**Entries provided:**

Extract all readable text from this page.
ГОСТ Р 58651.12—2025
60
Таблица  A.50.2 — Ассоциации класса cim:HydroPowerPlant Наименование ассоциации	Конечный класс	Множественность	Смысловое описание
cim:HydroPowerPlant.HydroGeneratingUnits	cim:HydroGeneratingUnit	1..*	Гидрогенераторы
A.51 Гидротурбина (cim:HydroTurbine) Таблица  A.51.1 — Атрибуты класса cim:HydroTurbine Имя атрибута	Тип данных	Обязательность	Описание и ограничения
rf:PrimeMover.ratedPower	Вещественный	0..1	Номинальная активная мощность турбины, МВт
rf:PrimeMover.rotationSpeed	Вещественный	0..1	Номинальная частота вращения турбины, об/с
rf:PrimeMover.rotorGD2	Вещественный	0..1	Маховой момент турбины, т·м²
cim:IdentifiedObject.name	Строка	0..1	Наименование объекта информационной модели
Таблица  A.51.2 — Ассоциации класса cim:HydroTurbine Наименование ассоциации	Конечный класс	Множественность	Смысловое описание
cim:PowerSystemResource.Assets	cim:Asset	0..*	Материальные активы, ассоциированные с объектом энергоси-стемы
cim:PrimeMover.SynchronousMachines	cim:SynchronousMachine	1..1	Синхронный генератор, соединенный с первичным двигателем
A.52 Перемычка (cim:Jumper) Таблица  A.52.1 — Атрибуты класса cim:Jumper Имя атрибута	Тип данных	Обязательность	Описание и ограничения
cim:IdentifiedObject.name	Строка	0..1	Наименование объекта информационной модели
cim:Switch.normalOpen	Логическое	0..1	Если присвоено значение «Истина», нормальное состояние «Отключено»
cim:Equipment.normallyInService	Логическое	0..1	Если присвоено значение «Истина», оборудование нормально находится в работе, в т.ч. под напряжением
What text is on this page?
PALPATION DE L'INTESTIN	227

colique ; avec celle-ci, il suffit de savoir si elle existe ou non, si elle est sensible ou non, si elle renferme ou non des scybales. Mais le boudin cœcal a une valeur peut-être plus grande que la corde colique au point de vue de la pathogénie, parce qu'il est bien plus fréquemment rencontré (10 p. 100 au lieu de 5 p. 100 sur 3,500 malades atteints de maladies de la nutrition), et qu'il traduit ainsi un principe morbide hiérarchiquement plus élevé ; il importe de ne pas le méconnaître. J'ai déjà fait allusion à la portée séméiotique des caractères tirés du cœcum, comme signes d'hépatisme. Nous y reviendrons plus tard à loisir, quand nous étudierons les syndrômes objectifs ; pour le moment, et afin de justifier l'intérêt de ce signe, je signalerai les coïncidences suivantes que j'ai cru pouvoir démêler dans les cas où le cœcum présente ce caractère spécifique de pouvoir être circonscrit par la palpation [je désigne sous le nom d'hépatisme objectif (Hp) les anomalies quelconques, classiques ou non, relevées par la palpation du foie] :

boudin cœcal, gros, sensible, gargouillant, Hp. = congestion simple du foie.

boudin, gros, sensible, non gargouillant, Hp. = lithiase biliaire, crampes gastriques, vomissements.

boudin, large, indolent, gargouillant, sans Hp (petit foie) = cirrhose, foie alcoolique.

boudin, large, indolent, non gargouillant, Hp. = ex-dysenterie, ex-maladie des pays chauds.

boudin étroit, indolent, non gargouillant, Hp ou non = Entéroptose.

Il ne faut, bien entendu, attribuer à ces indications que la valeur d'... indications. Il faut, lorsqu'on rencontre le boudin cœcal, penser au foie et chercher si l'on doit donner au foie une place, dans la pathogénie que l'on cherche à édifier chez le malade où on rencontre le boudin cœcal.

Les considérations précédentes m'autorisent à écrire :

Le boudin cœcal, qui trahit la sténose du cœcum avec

**Written instruction:** Copy out all the entries shown above, character for character.

**Solution:**
Extract all readable text from this page.
ГОСТ Р 58651.12—2025
60
Таблица  A.50.2 — Ассоциации класса cim:HydroPowerPlant Наименование ассоциации	Конечный класс	Множественность	Смысловое описание
cim:HydroPowerPlant.HydroGeneratingUnits	cim:HydroGeneratingUnit	1..*	Гидрогенераторы
A.51 Гидротурбина (cim:HydroTurbine) Таблица  A.51.1 — Атрибуты класса cim:HydroTurbine Имя атрибута	Тип данных	Обязательность	Описание и ограничения
rf:PrimeMover.ratedPower	Вещественный	0..1	Номинальная активная мощность турбины, МВт
rf:PrimeMover.rotationSpeed	Вещественный	0..1	Номинальная частота вращения турбины, об/с
rf:PrimeMover.rotorGD2	Вещественный	0..1	Маховой момент турбины, т·м²
cim:IdentifiedObject.name	Строка	0..1	Наименование объекта информационной модели
Таблица  A.51.2 — Ассоциации класса cim:HydroTurbine Наименование ассоциации	Конечный класс	Множественность	Смысловое описание
cim:PowerSystemResource.Assets	cim:Asset	0..*	Материальные активы, ассоциированные с объектом энергоси-стемы
cim:PrimeMover.SynchronousMachines	cim:SynchronousMachine	1..1	Синхронный генератор, соединенный с первичным двигателем
A.52 Перемычка (cim:Jumper) Таблица  A.52.1 — Атрибуты класса cim:Jumper Имя атрибута	Тип данных	Обязательность	Описание и ограничения
cim:IdentifiedObject.name	Строка	0..1	Наименование объекта информационной модели
cim:Switch.normalOpen	Логическое	0..1	Если присвоено значение «Истина», нормальное состояние «Отключено»
cim:Equipment.normallyInService	Логическое	0..1	Если присвоено значение «Истина», оборудование нормально находится в работе, в т.ч. под напряжением
What text is on this page?
PALPATION DE L'INTESTIN	227

colique ; avec celle-ci, il suffit de savoir si elle existe ou non, si elle est sensible ou non, si elle renferme ou non des scybales. Mais le boudin cœcal a une valeur peut-être plus grande que la corde colique au point de vue de la pathogénie, parce qu'il est bien plus fréquemment rencontré (10 p. 100 au lieu de 5 p. 100 sur 3,500 malades atteints de maladies de la nutrition), et qu'il traduit ainsi un principe morbide hiérarchiquement plus élevé ; il importe de ne pas le méconnaître. J'ai déjà fait allusion à la portée séméiotique des caractères tirés du cœcum, comme signes d'hépatisme. Nous y reviendrons plus tard à loisir, quand nous étudierons les syndrômes objectifs ; pour le moment, et afin de justifier l'intérêt de ce signe, je signalerai les coïncidences suivantes que j'ai cru pouvoir démêler dans les cas où le cœcum présente ce caractère spécifique de pouvoir être circonscrit par la palpation [je désigne sous le nom d'hépatisme objectif (Hp) les anomalies quelconques, classiques ou non, relevées par la palpation du foie] :

boudin cœcal, gros, sensible, gargouillant, Hp. = congestion simple du foie.

boudin, gros, sensible, non gargouillant, Hp. = lithiase biliaire, crampes gastriques, vomissements.

boudin, large, indolent, gargouillant, sans Hp (petit foie) = cirrhose, foie alcoolique.

boudin, large, indolent, non gargouillant, Hp. = ex-dysenterie, ex-maladie des pays chauds.

boudin étroit, indolent, non gargouillant, Hp ou non = Entéroptose.

Il ne faut, bien entendu, attribuer à ces indications que la valeur d'... indications. Il faut, lorsqu'on rencontre le boudin cœcal, penser au foie et chercher si l'on doit donner au foie une place, dans la pathogénie que l'on cherche à édifier chez le malade où on rencontre le boudin cœcal.

Les considérations précédentes m'autorisent à écrire :

Le boudin cœcal, qui trahit la sténose du cœcum avec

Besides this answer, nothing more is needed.